[start of Recorded data]
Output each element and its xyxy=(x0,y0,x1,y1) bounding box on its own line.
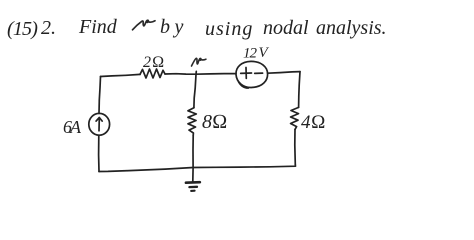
ground bar 2 xyxy=(189,186,197,189)
svg-text:8Ω: 8Ω xyxy=(202,111,227,133)
voltage source V1 circle xyxy=(236,61,268,87)
svg-text:by: by xyxy=(160,16,188,38)
svg-text:4Ω: 4Ω xyxy=(301,112,326,133)
svg-text:V: V xyxy=(259,45,270,61)
minus sign of V1 xyxy=(255,72,263,74)
ground bar 3 xyxy=(191,190,194,192)
svg-text:2Ω: 2Ω xyxy=(143,54,165,71)
wire bottom right corner to ground node xyxy=(193,165,295,168)
svg-text:6A: 6A xyxy=(63,117,82,137)
svg-text:12: 12 xyxy=(243,46,258,62)
resistor R 4ohm zigzag xyxy=(291,107,299,129)
wire resistor to node v xyxy=(165,73,196,76)
svg-text:2.: 2. xyxy=(41,17,56,39)
ground stub xyxy=(192,168,194,182)
label node v xyxy=(192,58,206,66)
wire left vertical lower xyxy=(98,135,100,171)
plus sign of V1 xyxy=(241,72,252,74)
ground bar 1 xyxy=(186,181,200,184)
wire V1 to top-right corner xyxy=(268,72,300,74)
resistor R 2ohm zigzag xyxy=(140,69,165,78)
wire right vertical upper xyxy=(299,72,300,108)
wire right vertical lower xyxy=(294,129,297,164)
svg-text:using: using xyxy=(205,18,253,40)
svg-text:nodal: nodal xyxy=(263,17,309,39)
wire node v to source V1 xyxy=(196,73,236,76)
svg-text:analysis.: analysis. xyxy=(316,17,387,39)
current source I1 circle xyxy=(89,113,110,135)
title text xyxy=(7,16,387,40)
wire bottom ground node to left corner xyxy=(99,168,193,172)
wire 8ohm down to bottom xyxy=(192,136,194,168)
resistor R 8ohm zigzag xyxy=(188,108,196,136)
svg-text:Find: Find xyxy=(78,16,118,38)
wire left vertical upper xyxy=(99,77,101,114)
voltage source V1 retrace bump xyxy=(239,82,249,88)
wire node v down to 8ohm xyxy=(194,71,196,107)
svg-text:(15): (15) xyxy=(7,18,38,40)
title script letter v xyxy=(133,20,156,30)
arrow of I1 xyxy=(98,118,100,131)
wire top-left horizontal xyxy=(101,74,141,76)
[end of Recorded data]
Directions for this task: Reproduce verbatim the lines from the one containing "ground bar 2 xyxy=(189,186,197,189)" through the one containing "svg-text:V: V xyxy=(259,45,270,61)", both included.

Result:
ground bar 2 xyxy=(189,186,197,189)
svg-text:8Ω: 8Ω xyxy=(202,111,227,133)
voltage source V1 circle xyxy=(236,61,268,87)
svg-text:by: by xyxy=(160,16,188,38)
svg-text:4Ω: 4Ω xyxy=(301,112,326,133)
svg-text:V: V xyxy=(259,45,270,61)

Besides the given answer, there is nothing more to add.